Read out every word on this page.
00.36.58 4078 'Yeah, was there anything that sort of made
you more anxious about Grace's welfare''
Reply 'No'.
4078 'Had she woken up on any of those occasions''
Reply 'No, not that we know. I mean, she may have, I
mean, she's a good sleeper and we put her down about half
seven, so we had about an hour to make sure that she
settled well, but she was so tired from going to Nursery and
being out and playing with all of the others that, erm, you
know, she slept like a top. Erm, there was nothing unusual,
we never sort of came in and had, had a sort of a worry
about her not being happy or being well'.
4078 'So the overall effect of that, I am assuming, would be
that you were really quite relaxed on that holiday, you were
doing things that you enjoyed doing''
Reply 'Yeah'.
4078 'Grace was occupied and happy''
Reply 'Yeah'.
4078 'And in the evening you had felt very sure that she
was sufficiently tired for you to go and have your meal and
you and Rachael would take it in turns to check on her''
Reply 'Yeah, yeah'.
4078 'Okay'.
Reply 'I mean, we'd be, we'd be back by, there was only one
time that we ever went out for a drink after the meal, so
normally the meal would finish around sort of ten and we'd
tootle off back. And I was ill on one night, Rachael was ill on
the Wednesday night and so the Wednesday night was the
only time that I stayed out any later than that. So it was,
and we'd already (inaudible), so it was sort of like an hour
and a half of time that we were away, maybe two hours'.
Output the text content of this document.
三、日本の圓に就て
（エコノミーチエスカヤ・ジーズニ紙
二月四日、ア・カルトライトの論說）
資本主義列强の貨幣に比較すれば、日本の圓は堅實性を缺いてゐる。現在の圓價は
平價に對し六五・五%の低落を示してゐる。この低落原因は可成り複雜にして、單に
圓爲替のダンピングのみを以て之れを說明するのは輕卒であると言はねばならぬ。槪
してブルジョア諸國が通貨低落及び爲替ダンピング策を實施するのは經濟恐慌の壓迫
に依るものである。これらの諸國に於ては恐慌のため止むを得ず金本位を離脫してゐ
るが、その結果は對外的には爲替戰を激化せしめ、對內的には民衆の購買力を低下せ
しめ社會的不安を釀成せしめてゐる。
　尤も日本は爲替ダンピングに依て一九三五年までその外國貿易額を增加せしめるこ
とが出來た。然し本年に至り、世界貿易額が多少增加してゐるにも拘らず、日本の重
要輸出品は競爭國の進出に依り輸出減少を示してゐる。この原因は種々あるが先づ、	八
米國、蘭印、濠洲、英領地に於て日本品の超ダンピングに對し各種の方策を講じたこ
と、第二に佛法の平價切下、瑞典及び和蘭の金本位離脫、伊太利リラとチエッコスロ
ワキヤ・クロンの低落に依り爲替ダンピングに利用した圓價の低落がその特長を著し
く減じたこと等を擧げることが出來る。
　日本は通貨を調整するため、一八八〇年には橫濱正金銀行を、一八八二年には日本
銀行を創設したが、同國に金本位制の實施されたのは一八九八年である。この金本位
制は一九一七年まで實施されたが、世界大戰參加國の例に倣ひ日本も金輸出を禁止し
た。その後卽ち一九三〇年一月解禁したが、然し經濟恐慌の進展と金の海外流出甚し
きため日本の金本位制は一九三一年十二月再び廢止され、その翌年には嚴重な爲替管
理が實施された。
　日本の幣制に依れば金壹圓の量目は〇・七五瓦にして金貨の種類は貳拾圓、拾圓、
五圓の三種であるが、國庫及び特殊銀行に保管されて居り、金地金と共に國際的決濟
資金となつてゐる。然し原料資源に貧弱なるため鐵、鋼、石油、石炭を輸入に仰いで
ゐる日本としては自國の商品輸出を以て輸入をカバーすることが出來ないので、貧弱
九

▸ The task:
Copy every line above in which the string "Yeah" shows up.

▸ Task result:
00.36.58 4078 'Yeah, was there anything that sort of made
Reply 'Yeah'.
Reply 'Yeah'.
Reply 'Yeah, yeah'.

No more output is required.